- _Problem details_: How many lines of the data hold the word "disease"? State the number and nothing else.

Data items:
---+---
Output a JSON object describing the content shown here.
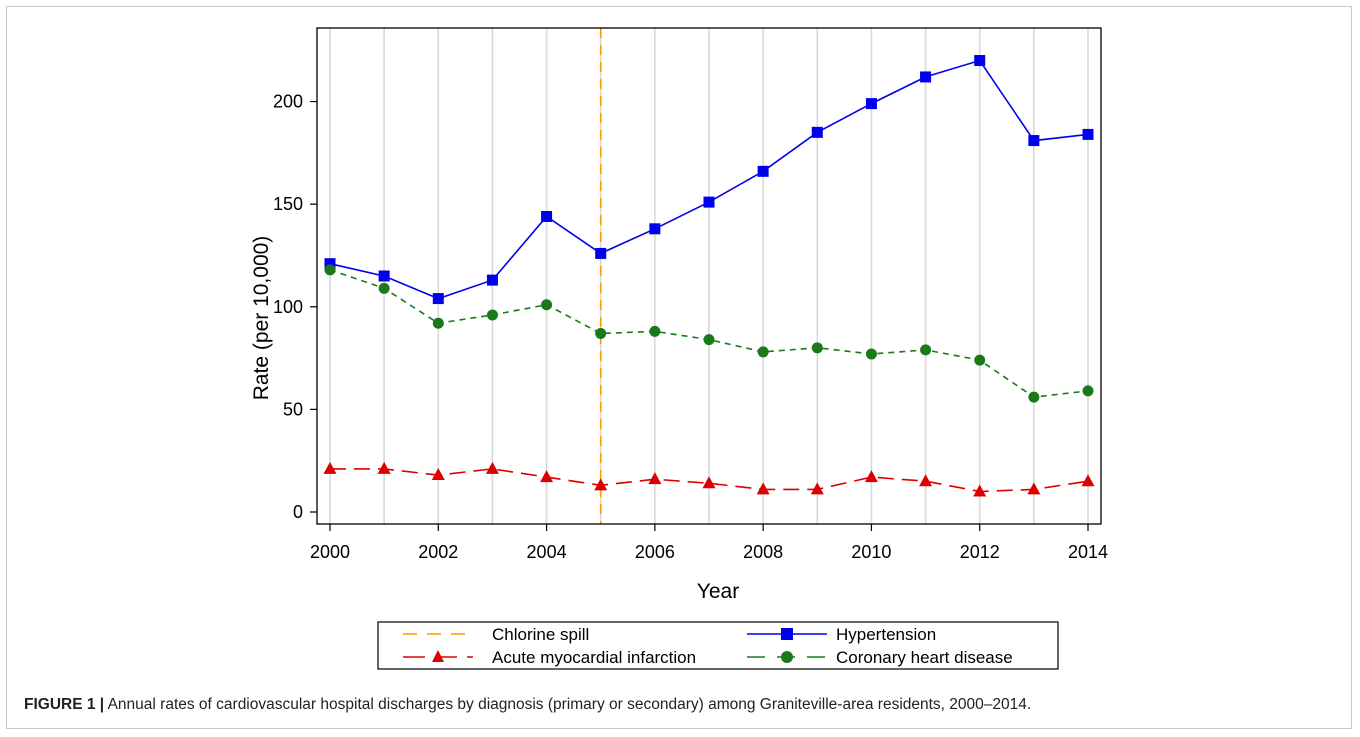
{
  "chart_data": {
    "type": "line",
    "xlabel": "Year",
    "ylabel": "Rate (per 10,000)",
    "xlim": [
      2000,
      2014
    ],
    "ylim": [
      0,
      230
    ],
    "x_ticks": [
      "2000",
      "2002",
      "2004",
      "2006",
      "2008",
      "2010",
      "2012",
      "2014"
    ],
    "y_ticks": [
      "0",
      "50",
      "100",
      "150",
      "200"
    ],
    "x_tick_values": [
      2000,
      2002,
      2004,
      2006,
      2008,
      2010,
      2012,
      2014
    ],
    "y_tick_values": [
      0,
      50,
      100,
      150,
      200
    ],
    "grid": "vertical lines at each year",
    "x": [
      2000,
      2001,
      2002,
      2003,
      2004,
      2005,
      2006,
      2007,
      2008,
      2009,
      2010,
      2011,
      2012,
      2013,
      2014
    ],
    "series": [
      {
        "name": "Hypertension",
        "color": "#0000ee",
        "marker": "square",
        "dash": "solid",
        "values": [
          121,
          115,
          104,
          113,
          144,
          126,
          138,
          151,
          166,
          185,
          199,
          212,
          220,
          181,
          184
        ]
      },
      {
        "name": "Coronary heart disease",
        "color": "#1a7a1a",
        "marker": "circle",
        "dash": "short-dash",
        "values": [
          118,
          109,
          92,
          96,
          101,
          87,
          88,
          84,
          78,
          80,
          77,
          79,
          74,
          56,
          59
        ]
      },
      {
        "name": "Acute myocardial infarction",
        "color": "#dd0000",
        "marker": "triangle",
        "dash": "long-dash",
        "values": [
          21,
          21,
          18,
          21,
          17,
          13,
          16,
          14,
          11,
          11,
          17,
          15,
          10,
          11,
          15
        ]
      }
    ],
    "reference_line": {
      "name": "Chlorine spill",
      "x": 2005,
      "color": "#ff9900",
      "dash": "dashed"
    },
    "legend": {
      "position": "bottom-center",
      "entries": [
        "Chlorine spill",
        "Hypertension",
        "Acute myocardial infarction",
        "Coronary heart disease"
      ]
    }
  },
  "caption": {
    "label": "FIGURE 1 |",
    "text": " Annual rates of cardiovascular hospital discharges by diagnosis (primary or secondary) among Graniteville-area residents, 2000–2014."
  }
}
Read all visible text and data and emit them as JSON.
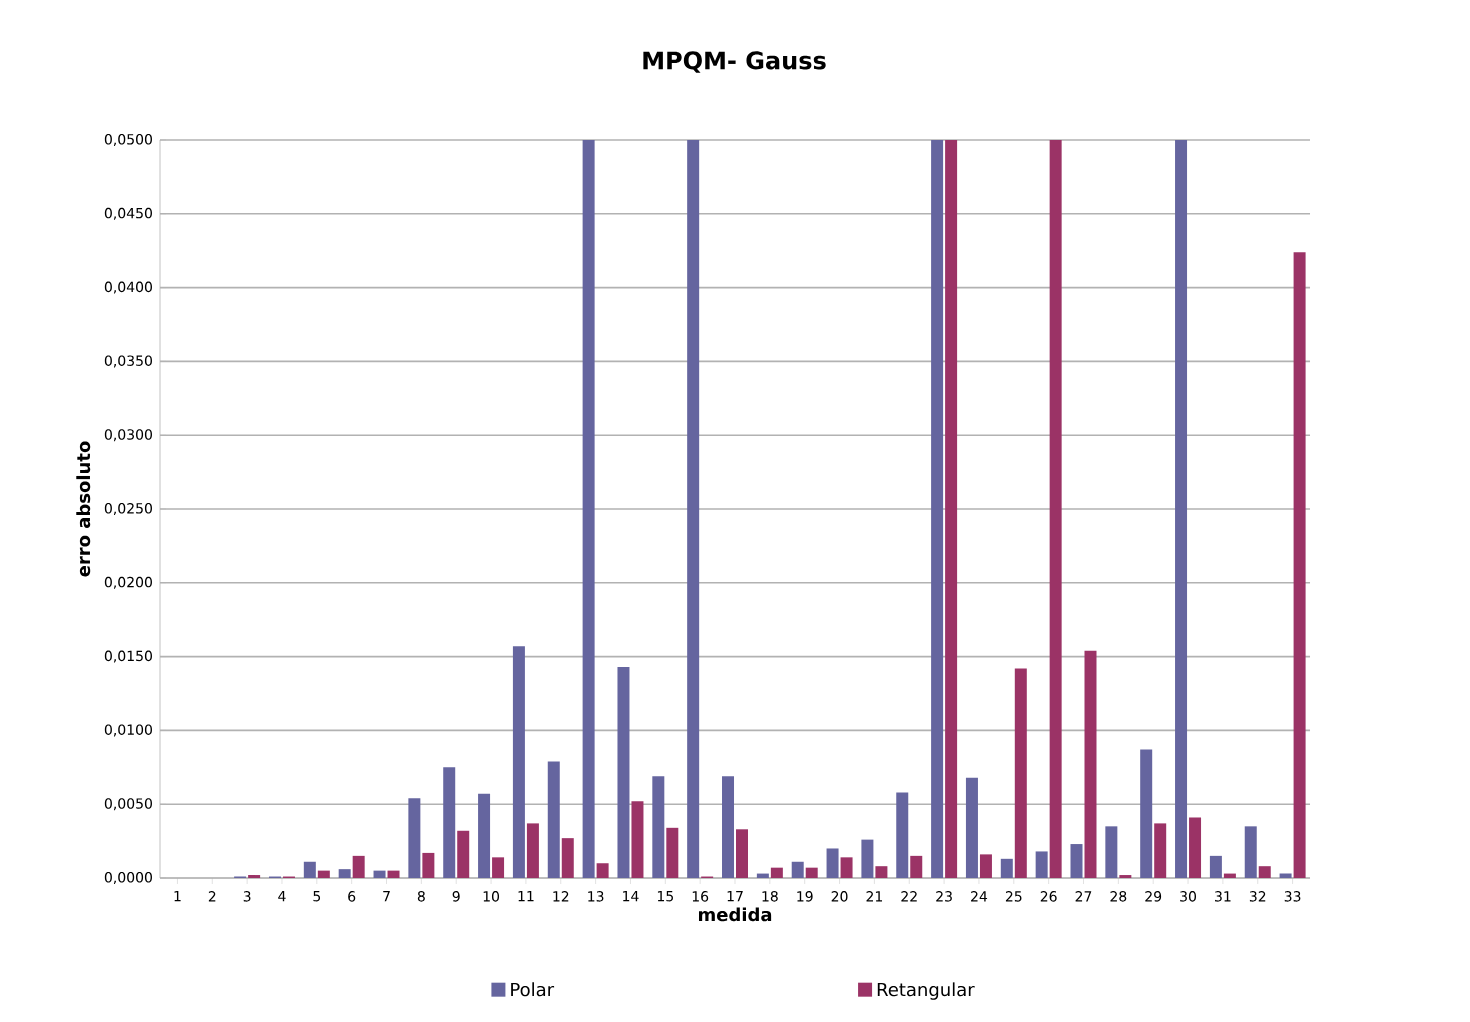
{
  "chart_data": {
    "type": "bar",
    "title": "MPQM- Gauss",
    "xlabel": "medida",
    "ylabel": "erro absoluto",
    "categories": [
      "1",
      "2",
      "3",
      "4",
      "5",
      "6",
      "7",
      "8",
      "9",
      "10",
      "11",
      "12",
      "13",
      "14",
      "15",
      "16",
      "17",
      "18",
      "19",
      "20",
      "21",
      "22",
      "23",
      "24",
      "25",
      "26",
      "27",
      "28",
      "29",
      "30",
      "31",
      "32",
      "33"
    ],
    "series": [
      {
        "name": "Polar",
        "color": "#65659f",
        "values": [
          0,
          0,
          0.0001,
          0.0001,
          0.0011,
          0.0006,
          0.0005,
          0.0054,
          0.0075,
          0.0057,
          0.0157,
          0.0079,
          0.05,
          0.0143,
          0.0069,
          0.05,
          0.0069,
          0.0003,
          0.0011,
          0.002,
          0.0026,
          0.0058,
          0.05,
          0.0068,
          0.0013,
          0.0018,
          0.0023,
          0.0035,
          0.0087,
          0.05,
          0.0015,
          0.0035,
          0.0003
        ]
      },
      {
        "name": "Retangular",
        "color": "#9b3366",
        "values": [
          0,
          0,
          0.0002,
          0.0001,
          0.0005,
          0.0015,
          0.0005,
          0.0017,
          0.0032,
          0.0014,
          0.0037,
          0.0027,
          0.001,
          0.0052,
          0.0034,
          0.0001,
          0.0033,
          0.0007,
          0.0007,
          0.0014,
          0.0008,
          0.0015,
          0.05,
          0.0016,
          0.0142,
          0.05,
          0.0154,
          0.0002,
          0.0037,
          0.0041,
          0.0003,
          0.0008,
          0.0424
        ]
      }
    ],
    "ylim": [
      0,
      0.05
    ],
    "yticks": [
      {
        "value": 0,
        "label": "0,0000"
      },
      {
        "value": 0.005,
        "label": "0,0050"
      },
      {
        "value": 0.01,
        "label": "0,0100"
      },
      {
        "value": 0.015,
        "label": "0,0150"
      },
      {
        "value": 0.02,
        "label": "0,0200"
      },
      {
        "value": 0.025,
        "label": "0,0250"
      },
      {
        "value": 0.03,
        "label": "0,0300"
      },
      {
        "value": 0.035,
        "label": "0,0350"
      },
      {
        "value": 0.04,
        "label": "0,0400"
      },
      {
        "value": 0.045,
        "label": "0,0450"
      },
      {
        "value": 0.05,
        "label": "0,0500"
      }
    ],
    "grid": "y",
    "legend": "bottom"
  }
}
---+---
- _Correct response_: 2